> [Task details]: Write every entry out again exactly, please, and skip the pictures.

> [Records from a dataset]:
____
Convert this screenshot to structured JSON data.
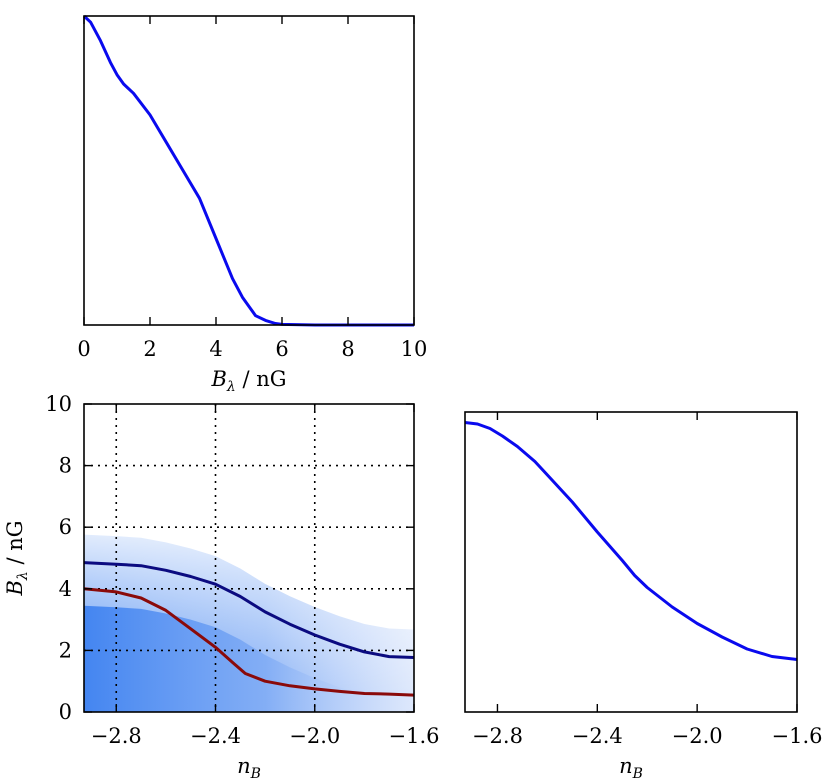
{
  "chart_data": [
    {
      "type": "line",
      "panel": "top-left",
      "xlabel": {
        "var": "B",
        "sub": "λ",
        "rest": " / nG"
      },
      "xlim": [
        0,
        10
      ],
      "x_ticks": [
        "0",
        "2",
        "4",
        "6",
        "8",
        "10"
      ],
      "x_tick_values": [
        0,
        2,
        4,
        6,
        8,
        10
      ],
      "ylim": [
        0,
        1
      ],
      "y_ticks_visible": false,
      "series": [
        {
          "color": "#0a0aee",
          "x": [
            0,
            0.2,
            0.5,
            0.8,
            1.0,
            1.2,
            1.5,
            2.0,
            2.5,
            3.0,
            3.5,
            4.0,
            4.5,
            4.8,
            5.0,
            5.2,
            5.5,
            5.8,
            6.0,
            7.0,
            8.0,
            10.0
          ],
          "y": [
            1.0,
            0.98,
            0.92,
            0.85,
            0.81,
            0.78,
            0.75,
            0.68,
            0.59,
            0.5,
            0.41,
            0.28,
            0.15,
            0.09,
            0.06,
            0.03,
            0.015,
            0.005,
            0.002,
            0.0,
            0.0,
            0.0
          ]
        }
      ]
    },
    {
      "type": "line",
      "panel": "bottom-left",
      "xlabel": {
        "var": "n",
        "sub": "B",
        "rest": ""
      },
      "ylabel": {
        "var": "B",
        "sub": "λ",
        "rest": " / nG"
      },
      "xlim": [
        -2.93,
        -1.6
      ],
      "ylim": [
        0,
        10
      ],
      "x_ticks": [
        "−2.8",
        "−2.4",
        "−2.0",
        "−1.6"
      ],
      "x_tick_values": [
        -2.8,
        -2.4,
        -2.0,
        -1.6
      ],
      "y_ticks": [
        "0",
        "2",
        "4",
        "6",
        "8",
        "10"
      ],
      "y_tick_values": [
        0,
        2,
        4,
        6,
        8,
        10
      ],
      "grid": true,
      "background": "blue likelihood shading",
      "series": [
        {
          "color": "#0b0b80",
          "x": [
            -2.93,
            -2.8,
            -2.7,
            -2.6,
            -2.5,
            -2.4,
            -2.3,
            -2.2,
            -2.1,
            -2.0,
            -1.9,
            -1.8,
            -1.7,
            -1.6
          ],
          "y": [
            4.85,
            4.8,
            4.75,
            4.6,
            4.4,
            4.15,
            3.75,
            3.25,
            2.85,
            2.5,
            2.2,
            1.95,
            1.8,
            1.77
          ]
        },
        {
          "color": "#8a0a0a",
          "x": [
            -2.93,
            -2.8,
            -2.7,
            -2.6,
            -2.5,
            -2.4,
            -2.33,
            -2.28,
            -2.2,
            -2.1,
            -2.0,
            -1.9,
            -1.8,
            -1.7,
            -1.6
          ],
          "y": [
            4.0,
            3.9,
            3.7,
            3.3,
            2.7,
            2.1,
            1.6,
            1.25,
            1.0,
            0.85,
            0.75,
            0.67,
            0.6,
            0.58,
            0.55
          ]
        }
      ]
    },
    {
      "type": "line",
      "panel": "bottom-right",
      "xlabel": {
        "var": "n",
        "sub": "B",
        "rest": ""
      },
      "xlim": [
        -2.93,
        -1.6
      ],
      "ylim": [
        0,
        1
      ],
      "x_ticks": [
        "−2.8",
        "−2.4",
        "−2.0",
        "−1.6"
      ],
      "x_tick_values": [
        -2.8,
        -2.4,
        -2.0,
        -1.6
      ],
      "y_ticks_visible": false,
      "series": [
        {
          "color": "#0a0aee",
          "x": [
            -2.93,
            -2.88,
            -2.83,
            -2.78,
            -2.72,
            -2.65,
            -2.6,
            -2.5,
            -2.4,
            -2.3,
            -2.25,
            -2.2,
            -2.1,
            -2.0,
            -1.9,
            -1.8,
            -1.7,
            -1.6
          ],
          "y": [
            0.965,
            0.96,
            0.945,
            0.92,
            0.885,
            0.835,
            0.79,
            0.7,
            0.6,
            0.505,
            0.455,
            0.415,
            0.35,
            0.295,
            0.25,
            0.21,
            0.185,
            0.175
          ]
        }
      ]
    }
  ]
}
____
> [Output of the task]:
Convert this screenshot to structured JSON data.
{
  "chart_data": [
    {
      "type": "line",
      "panel": "top-left",
      "xlabel": {
        "var": "B",
        "sub": "λ",
        "rest": " / nG"
      },
      "xlim": [
        0,
        10
      ],
      "x_ticks": [
        "0",
        "2",
        "4",
        "6",
        "8",
        "10"
      ],
      "x_tick_values": [
        0,
        2,
        4,
        6,
        8,
        10
      ],
      "ylim": [
        0,
        1
      ],
      "y_ticks_visible": false,
      "series": [
        {
          "color": "#0a0aee",
          "x": [
            0,
            0.2,
            0.5,
            0.8,
            1.0,
            1.2,
            1.5,
            2.0,
            2.5,
            3.0,
            3.5,
            4.0,
            4.5,
            4.8,
            5.0,
            5.2,
            5.5,
            5.8,
            6.0,
            7.0,
            8.0,
            10.0
          ],
          "y": [
            1.0,
            0.98,
            0.92,
            0.85,
            0.81,
            0.78,
            0.75,
            0.68,
            0.59,
            0.5,
            0.41,
            0.28,
            0.15,
            0.09,
            0.06,
            0.03,
            0.015,
            0.005,
            0.002,
            0.0,
            0.0,
            0.0
          ]
        }
      ]
    },
    {
      "type": "line",
      "panel": "bottom-left",
      "xlabel": {
        "var": "n",
        "sub": "B",
        "rest": ""
      },
      "ylabel": {
        "var": "B",
        "sub": "λ",
        "rest": " / nG"
      },
      "xlim": [
        -2.93,
        -1.6
      ],
      "ylim": [
        0,
        10
      ],
      "x_ticks": [
        "−2.8",
        "−2.4",
        "−2.0",
        "−1.6"
      ],
      "x_tick_values": [
        -2.8,
        -2.4,
        -2.0,
        -1.6
      ],
      "y_ticks": [
        "0",
        "2",
        "4",
        "6",
        "8",
        "10"
      ],
      "y_tick_values": [
        0,
        2,
        4,
        6,
        8,
        10
      ],
      "grid": true,
      "background": "blue likelihood shading",
      "series": [
        {
          "color": "#0b0b80",
          "x": [
            -2.93,
            -2.8,
            -2.7,
            -2.6,
            -2.5,
            -2.4,
            -2.3,
            -2.2,
            -2.1,
            -2.0,
            -1.9,
            -1.8,
            -1.7,
            -1.6
          ],
          "y": [
            4.85,
            4.8,
            4.75,
            4.6,
            4.4,
            4.15,
            3.75,
            3.25,
            2.85,
            2.5,
            2.2,
            1.95,
            1.8,
            1.77
          ]
        },
        {
          "color": "#8a0a0a",
          "x": [
            -2.93,
            -2.8,
            -2.7,
            -2.6,
            -2.5,
            -2.4,
            -2.33,
            -2.28,
            -2.2,
            -2.1,
            -2.0,
            -1.9,
            -1.8,
            -1.7,
            -1.6
          ],
          "y": [
            4.0,
            3.9,
            3.7,
            3.3,
            2.7,
            2.1,
            1.6,
            1.25,
            1.0,
            0.85,
            0.75,
            0.67,
            0.6,
            0.58,
            0.55
          ]
        }
      ]
    },
    {
      "type": "line",
      "panel": "bottom-right",
      "xlabel": {
        "var": "n",
        "sub": "B",
        "rest": ""
      },
      "xlim": [
        -2.93,
        -1.6
      ],
      "ylim": [
        0,
        1
      ],
      "x_ticks": [
        "−2.8",
        "−2.4",
        "−2.0",
        "−1.6"
      ],
      "x_tick_values": [
        -2.8,
        -2.4,
        -2.0,
        -1.6
      ],
      "y_ticks_visible": false,
      "series": [
        {
          "color": "#0a0aee",
          "x": [
            -2.93,
            -2.88,
            -2.83,
            -2.78,
            -2.72,
            -2.65,
            -2.6,
            -2.5,
            -2.4,
            -2.3,
            -2.25,
            -2.2,
            -2.1,
            -2.0,
            -1.9,
            -1.8,
            -1.7,
            -1.6
          ],
          "y": [
            0.965,
            0.96,
            0.945,
            0.92,
            0.885,
            0.835,
            0.79,
            0.7,
            0.6,
            0.505,
            0.455,
            0.415,
            0.35,
            0.295,
            0.25,
            0.21,
            0.185,
            0.175
          ]
        }
      ]
    }
  ]
}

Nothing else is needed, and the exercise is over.